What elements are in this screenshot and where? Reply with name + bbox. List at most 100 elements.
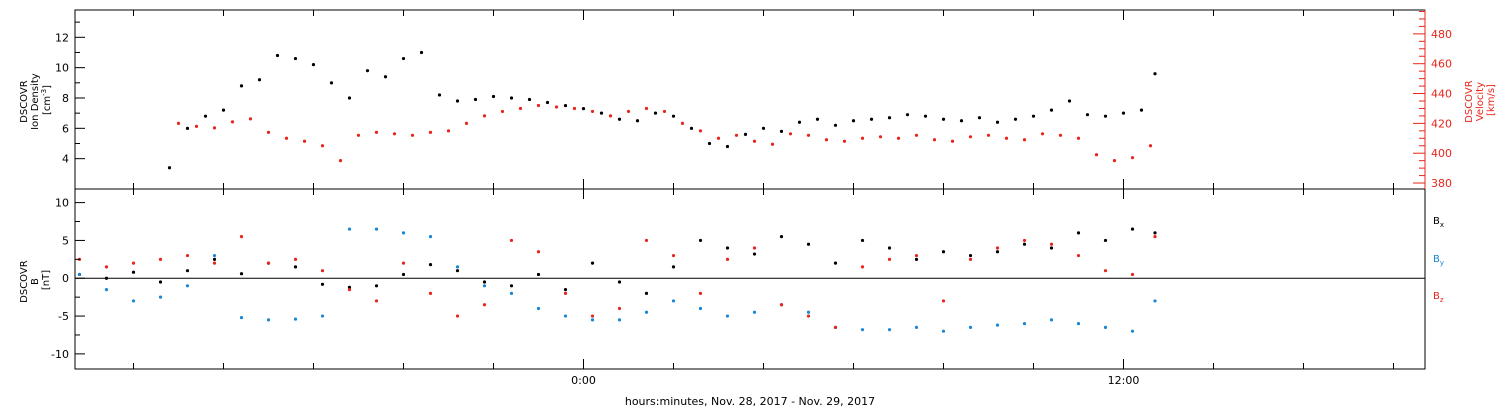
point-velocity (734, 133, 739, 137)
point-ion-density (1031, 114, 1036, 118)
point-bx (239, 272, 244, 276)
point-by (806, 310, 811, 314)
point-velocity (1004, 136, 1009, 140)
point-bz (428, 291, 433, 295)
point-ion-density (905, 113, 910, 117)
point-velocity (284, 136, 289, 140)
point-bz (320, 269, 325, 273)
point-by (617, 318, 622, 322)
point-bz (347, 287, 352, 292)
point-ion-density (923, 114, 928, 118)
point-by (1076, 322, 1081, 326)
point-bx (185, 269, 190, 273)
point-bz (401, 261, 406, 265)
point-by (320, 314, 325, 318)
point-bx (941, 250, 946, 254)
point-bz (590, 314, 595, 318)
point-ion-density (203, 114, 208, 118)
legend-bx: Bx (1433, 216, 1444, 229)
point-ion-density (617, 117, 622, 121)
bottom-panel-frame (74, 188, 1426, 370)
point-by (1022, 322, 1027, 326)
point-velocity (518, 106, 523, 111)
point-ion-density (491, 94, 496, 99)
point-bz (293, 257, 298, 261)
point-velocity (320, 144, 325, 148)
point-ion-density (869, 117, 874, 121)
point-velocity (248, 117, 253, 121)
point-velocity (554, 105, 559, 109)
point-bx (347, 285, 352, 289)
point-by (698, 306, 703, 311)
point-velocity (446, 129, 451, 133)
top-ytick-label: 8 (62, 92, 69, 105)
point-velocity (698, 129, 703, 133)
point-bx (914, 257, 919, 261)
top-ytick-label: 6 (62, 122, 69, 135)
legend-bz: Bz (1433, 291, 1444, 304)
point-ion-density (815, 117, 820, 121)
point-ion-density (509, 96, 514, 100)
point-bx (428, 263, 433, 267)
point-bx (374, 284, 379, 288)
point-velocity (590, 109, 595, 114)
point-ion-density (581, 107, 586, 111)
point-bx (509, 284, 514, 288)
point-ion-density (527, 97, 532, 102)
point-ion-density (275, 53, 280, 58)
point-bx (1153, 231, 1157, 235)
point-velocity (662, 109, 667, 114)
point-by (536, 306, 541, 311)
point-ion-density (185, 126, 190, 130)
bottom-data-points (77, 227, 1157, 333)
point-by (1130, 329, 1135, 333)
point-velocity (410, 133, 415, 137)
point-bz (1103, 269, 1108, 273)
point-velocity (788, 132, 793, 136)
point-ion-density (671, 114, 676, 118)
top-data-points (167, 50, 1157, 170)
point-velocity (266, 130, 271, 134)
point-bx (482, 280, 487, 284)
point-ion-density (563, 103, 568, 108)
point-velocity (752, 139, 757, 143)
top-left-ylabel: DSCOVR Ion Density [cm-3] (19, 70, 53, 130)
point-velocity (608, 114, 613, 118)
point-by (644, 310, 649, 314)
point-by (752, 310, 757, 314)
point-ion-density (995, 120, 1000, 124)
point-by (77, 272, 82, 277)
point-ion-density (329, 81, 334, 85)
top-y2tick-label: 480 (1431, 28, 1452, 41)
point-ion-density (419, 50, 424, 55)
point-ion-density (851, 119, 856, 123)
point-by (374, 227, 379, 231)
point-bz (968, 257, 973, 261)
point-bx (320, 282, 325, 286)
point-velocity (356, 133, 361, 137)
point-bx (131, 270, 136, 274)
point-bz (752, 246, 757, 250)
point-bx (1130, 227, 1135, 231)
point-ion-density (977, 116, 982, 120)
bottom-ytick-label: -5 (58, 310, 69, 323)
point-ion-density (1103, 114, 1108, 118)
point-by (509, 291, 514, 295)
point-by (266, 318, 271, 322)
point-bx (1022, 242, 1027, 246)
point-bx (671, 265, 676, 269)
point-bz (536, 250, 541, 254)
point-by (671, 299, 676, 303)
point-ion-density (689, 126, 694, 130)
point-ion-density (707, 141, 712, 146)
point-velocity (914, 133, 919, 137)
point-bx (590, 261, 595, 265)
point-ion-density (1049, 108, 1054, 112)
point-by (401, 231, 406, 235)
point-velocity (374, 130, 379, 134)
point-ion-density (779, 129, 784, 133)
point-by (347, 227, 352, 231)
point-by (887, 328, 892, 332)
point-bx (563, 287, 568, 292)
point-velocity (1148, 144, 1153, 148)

* TASK DESCRIPTION: Copy all of the lines above again, word for word, but leave out the picture.

* SOLUTION TO THE EXERCISE:
What elements are in this screenshot and where? Reply with name + bbox. List at most 100 elements.
point-velocity (734, 133, 739, 137)
point-ion-density (1031, 114, 1036, 118)
point-bx (239, 272, 244, 276)
point-by (806, 310, 811, 314)
point-velocity (1004, 136, 1009, 140)
point-bz (428, 291, 433, 295)
point-ion-density (905, 113, 910, 117)
point-velocity (284, 136, 289, 140)
point-bz (320, 269, 325, 273)
point-by (617, 318, 622, 322)
point-bz (347, 287, 352, 292)
point-ion-density (923, 114, 928, 118)
point-by (1076, 322, 1081, 326)
point-bx (185, 269, 190, 273)
point-bz (401, 261, 406, 265)
point-by (320, 314, 325, 318)
point-bx (941, 250, 946, 254)
point-bz (590, 314, 595, 318)
point-ion-density (203, 114, 208, 118)
legend-bx: Bx (1433, 216, 1444, 229)
point-ion-density (617, 117, 622, 121)
bottom-panel-frame (74, 188, 1426, 370)
point-by (1022, 322, 1027, 326)
point-velocity (518, 106, 523, 111)
point-ion-density (491, 94, 496, 99)
point-bz (293, 257, 298, 261)
point-velocity (320, 144, 325, 148)
point-ion-density (869, 117, 874, 121)
point-velocity (248, 117, 253, 121)
point-velocity (554, 105, 559, 109)
point-bx (347, 285, 352, 289)
point-by (698, 306, 703, 311)
point-velocity (446, 129, 451, 133)
top-ytick-label: 8 (62, 92, 69, 105)
point-velocity (698, 129, 703, 133)
point-bx (914, 257, 919, 261)
top-ytick-label: 6 (62, 122, 69, 135)
legend-bz: Bz (1433, 291, 1444, 304)
point-ion-density (815, 117, 820, 121)
point-ion-density (509, 96, 514, 100)
point-bx (428, 263, 433, 267)
point-bx (374, 284, 379, 288)
point-velocity (590, 109, 595, 114)
point-ion-density (581, 107, 586, 111)
point-bx (509, 284, 514, 288)
point-ion-density (527, 97, 532, 102)
point-ion-density (275, 53, 280, 58)
point-bx (1153, 231, 1157, 235)
point-velocity (662, 109, 667, 114)
point-by (536, 306, 541, 311)
point-ion-density (185, 126, 190, 130)
bottom-data-points (77, 227, 1157, 333)
point-by (1130, 329, 1135, 333)
point-velocity (410, 133, 415, 137)
point-bz (1103, 269, 1108, 273)
point-velocity (788, 132, 793, 136)
point-ion-density (671, 114, 676, 118)
top-data-points (167, 50, 1157, 170)
point-velocity (266, 130, 271, 134)
point-bx (482, 280, 487, 284)
point-ion-density (563, 103, 568, 108)
point-velocity (752, 139, 757, 143)
top-left-ylabel: DSCOVR Ion Density [cm-3] (19, 70, 53, 130)
point-velocity (608, 114, 613, 118)
point-by (644, 310, 649, 314)
point-by (752, 310, 757, 314)
point-ion-density (995, 120, 1000, 124)
point-by (77, 272, 82, 277)
point-ion-density (329, 81, 334, 85)
top-y2tick-label: 480 (1431, 28, 1452, 41)
point-ion-density (419, 50, 424, 55)
point-ion-density (851, 119, 856, 123)
point-by (374, 227, 379, 231)
point-bz (968, 257, 973, 261)
point-bx (320, 282, 325, 286)
point-velocity (356, 133, 361, 137)
point-bx (131, 270, 136, 274)
point-bz (752, 246, 757, 250)
point-bx (1130, 227, 1135, 231)
point-ion-density (977, 116, 982, 120)
bottom-ytick-label: -5 (58, 310, 69, 323)
point-ion-density (1103, 114, 1108, 118)
point-by (509, 291, 514, 295)
point-by (266, 318, 271, 322)
point-bx (1022, 242, 1027, 246)
point-bx (671, 265, 676, 269)
point-bz (536, 250, 541, 254)
point-by (671, 299, 676, 303)
point-ion-density (689, 126, 694, 130)
point-ion-density (707, 141, 712, 146)
point-velocity (914, 133, 919, 137)
point-bx (590, 261, 595, 265)
point-ion-density (1049, 108, 1054, 112)
point-by (401, 231, 406, 235)
point-velocity (374, 130, 379, 134)
point-ion-density (779, 129, 784, 133)
point-by (347, 227, 352, 231)
point-by (887, 328, 892, 332)
point-bx (563, 287, 568, 292)
point-velocity (1148, 144, 1153, 148)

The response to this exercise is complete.